- **Exercise goal**: Here are some records. Copy each one exactly.

- **Record extracts**:
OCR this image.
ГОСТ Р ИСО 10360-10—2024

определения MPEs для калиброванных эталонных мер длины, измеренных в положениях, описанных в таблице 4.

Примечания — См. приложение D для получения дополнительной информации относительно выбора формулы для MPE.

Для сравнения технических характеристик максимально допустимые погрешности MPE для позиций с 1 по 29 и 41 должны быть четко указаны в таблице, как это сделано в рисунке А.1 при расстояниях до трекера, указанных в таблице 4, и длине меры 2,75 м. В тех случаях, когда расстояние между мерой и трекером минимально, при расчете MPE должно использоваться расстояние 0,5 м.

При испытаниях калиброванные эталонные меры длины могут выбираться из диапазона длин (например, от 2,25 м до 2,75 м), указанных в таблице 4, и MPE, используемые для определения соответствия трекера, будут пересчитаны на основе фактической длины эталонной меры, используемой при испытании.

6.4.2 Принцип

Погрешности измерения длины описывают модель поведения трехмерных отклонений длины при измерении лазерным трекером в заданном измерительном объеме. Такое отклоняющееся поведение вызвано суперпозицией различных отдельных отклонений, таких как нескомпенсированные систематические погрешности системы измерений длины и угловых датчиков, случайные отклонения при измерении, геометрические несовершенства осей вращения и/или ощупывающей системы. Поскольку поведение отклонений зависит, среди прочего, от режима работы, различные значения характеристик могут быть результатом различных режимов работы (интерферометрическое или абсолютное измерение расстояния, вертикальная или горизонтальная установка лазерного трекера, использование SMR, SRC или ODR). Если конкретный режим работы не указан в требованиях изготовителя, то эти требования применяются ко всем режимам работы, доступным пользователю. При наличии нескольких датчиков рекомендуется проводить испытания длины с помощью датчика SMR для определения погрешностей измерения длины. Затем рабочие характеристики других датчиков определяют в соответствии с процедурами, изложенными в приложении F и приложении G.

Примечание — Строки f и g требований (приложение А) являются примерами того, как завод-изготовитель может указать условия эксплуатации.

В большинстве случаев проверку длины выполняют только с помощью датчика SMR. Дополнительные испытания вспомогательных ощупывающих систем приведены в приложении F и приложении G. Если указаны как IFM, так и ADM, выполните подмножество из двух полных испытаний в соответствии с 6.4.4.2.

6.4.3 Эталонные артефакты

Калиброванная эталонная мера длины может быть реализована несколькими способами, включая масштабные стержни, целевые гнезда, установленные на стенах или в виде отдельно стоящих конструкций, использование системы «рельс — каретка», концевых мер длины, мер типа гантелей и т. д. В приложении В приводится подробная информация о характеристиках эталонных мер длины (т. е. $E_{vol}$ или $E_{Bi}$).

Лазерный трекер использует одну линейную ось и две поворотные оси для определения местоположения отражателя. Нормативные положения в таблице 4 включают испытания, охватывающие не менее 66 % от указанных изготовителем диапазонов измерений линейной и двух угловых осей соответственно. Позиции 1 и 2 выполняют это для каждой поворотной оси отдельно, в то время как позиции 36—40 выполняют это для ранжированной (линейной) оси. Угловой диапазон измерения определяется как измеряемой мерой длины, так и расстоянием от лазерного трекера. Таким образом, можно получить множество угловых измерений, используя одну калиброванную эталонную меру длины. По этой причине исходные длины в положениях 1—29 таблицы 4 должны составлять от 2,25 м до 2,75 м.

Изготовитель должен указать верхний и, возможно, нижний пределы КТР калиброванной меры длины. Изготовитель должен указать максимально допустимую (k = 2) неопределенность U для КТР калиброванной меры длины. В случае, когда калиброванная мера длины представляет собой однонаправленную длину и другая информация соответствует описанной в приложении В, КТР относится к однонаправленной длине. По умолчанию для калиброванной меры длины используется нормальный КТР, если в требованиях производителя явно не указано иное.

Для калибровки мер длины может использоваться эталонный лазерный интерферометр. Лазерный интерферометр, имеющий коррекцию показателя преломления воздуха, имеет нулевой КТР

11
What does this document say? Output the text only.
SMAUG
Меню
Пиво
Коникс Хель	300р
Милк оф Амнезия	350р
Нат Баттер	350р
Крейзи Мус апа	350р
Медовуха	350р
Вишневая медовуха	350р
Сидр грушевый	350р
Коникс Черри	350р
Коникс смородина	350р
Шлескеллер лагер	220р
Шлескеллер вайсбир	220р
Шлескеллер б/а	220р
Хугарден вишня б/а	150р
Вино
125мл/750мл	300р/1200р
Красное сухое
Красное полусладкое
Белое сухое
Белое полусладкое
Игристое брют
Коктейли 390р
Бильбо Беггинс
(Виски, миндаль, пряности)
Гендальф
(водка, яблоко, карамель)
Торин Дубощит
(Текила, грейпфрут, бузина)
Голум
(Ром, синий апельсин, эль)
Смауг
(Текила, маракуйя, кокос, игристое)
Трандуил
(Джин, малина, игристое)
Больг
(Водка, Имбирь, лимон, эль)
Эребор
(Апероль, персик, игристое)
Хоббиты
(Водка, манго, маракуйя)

- **Written answer**:
OCR this image.
ГОСТ Р ИСО 10360-10—2024

определения MPEs для калиброванных эталонных мер длины, измеренных в положениях, описанных в таблице 4.

Примечания — См. приложение D для получения дополнительной информации относительно выбора формулы для MPE.

Для сравнения технических характеристик максимально допустимые погрешности MPE для позиций с 1 по 29 и 41 должны быть четко указаны в таблице, как это сделано в рисунке А.1 при расстояниях до трекера, указанных в таблице 4, и длине меры 2,75 м. В тех случаях, когда расстояние между мерой и трекером минимально, при расчете MPE должно использоваться расстояние 0,5 м.

При испытаниях калиброванные эталонные меры длины могут выбираться из диапазона длин (например, от 2,25 м до 2,75 м), указанных в таблице 4, и MPE, используемые для определения соответствия трекера, будут пересчитаны на основе фактической длины эталонной меры, используемой при испытании.

6.4.2 Принцип

Погрешности измерения длины описывают модель поведения трехмерных отклонений длины при измерении лазерным трекером в заданном измерительном объеме. Такое отклоняющееся поведение вызвано суперпозицией различных отдельных отклонений, таких как нескомпенсированные систематические погрешности системы измерений длины и угловых датчиков, случайные отклонения при измерении, геометрические несовершенства осей вращения и/или ощупывающей системы. Поскольку поведение отклонений зависит, среди прочего, от режима работы, различные значения характеристик могут быть результатом различных режимов работы (интерферометрическое или абсолютное измерение расстояния, вертикальная или горизонтальная установка лазерного трекера, использование SMR, SRC или ODR). Если конкретный режим работы не указан в требованиях изготовителя, то эти требования применяются ко всем режимам работы, доступным пользователю. При наличии нескольких датчиков рекомендуется проводить испытания длины с помощью датчика SMR для определения погрешностей измерения длины. Затем рабочие характеристики других датчиков определяют в соответствии с процедурами, изложенными в приложении F и приложении G.

Примечание — Строки f и g требований (приложение А) являются примерами того, как завод-изготовитель может указать условия эксплуатации.

В большинстве случаев проверку длины выполняют только с помощью датчика SMR. Дополнительные испытания вспомогательных ощупывающих систем приведены в приложении F и приложении G. Если указаны как IFM, так и ADM, выполните подмножество из двух полных испытаний в соответствии с 6.4.4.2.

6.4.3 Эталонные артефакты

Калиброванная эталонная мера длины может быть реализована несколькими способами, включая масштабные стержни, целевые гнезда, установленные на стенах или в виде отдельно стоящих конструкций, использование системы «рельс — каретка», концевых мер длины, мер типа гантелей и т. д. В приложении В приводится подробная информация о характеристиках эталонных мер длины (т. е. $E_{vol}$ или $E_{Bi}$).

Лазерный трекер использует одну линейную ось и две поворотные оси для определения местоположения отражателя. Нормативные положения в таблице 4 включают испытания, охватывающие не менее 66 % от указанных изготовителем диапазонов измерений линейной и двух угловых осей соответственно. Позиции 1 и 2 выполняют это для каждой поворотной оси отдельно, в то время как позиции 36—40 выполняют это для ранжированной (линейной) оси. Угловой диапазон измерения определяется как измеряемой мерой длины, так и расстоянием от лазерного трекера. Таким образом, можно получить множество угловых измерений, используя одну калиброванную эталонную меру длины. По этой причине исходные длины в положениях 1—29 таблицы 4 должны составлять от 2,25 м до 2,75 м.

Изготовитель должен указать верхний и, возможно, нижний пределы КТР калиброванной меры длины. Изготовитель должен указать максимально допустимую (k = 2) неопределенность U для КТР калиброванной меры длины. В случае, когда калиброванная мера длины представляет собой однонаправленную длину и другая информация соответствует описанной в приложении В, КТР относится к однонаправленной длине. По умолчанию для калиброванной меры длины используется нормальный КТР, если в требованиях производителя явно не указано иное.

Для калибровки мер длины может использоваться эталонный лазерный интерферометр. Лазерный интерферометр, имеющий коррекцию показателя преломления воздуха, имеет нулевой КТР

11
What does this document say? Output the text only.
SMAUG
Меню
Пиво
Коникс Хель	300р
Милк оф Амнезия	350р
Нат Баттер	350р
Крейзи Мус апа	350р
Медовуха	350р
Вишневая медовуха	350р
Сидр грушевый	350р
Коникс Черри	350р
Коникс смородина	350р
Шлескеллер лагер	220р
Шлескеллер вайсбир	220р
Шлескеллер б/а	220р
Хугарден вишня б/а	150р
Вино
125мл/750мл	300р/1200р
Красное сухое
Красное полусладкое
Белое сухое
Белое полусладкое
Игристое брют
Коктейли 390р
Бильбо Беггинс
(Виски, миндаль, пряности)
Гендальф
(водка, яблоко, карамель)
Торин Дубощит
(Текила, грейпфрут, бузина)
Голум
(Ром, синий апельсин, эль)
Смауг
(Текила, маракуйя, кокос, игристое)
Трандуил
(Джин, малина, игристое)
Больг
(Водка, Имбирь, лимон, эль)
Эребор
(Апероль, персик, игристое)
Хоббиты
(Водка, манго, маракуйя)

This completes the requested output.